Entries provided:

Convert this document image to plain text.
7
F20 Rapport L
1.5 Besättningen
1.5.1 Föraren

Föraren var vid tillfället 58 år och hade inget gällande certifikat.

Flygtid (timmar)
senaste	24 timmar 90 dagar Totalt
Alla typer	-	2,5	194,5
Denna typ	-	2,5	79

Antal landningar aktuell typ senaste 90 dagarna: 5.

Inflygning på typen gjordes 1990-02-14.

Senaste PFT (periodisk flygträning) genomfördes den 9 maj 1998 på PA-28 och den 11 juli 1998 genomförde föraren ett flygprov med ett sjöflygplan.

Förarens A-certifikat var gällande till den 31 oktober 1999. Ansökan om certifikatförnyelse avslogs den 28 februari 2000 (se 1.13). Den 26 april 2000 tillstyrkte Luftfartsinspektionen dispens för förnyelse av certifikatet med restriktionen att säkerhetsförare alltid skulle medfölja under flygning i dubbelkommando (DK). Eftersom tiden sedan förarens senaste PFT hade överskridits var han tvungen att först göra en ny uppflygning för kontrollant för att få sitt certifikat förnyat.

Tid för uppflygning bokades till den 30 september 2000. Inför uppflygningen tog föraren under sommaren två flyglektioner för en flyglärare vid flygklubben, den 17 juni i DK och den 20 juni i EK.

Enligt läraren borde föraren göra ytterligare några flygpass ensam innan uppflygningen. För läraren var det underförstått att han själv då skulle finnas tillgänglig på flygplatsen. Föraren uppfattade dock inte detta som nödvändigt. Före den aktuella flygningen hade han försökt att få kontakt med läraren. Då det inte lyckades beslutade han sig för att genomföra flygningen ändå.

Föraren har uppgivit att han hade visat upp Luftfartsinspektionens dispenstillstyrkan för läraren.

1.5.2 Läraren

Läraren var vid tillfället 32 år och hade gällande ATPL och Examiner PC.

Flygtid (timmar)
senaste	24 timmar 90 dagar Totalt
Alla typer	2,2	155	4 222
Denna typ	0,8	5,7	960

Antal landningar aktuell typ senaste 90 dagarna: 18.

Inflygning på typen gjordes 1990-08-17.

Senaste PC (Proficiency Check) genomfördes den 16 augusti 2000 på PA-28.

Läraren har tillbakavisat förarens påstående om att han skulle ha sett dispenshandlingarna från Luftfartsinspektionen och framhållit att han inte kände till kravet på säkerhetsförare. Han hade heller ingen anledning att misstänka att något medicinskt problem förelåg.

Requirement:
The lines you need are those holding the word "genomfördes"; copy each of them from the material above.

Result of the exercise:
Senaste PFT (periodisk flygträning) genomfördes den 9 maj 1998 på PA-28 och den 11 juli 1998 genomförde föraren ett flygprov med ett sjöflygplan.
Senaste PC (Proficiency Check) genomfördes den 16 augusti 2000 på PA-28.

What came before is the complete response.